→ Exercise aim
From the listing below, copy every line with the word "this".

(Stored entries)

'''

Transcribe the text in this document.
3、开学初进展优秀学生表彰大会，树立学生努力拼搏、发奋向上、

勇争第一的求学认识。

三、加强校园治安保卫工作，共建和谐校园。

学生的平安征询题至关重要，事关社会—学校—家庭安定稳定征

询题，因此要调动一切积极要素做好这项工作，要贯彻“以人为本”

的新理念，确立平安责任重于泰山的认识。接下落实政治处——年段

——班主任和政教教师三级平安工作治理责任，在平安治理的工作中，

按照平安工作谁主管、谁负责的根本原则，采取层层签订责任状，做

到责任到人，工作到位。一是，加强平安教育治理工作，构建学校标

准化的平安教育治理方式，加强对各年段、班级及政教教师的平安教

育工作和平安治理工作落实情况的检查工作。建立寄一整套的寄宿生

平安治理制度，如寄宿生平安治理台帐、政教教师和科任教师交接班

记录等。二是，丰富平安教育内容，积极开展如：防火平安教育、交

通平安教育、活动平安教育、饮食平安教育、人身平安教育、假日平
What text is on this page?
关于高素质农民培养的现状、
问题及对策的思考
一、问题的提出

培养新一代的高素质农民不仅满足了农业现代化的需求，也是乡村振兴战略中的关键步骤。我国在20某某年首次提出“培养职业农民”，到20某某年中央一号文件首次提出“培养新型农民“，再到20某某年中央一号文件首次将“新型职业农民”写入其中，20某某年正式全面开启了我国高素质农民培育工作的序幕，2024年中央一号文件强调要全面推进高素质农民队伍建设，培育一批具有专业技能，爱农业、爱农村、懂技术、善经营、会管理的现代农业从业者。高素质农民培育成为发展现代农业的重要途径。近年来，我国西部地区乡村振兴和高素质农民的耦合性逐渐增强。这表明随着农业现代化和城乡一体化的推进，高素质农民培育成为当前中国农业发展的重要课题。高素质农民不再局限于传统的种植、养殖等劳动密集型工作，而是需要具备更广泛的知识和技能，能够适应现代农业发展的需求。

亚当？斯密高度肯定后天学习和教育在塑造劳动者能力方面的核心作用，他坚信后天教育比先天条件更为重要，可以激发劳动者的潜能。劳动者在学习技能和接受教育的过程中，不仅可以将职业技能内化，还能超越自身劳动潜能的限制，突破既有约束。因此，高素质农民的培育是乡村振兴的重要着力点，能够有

'''

→ Task solution
Transcribe the text in this document.
What text is on this page?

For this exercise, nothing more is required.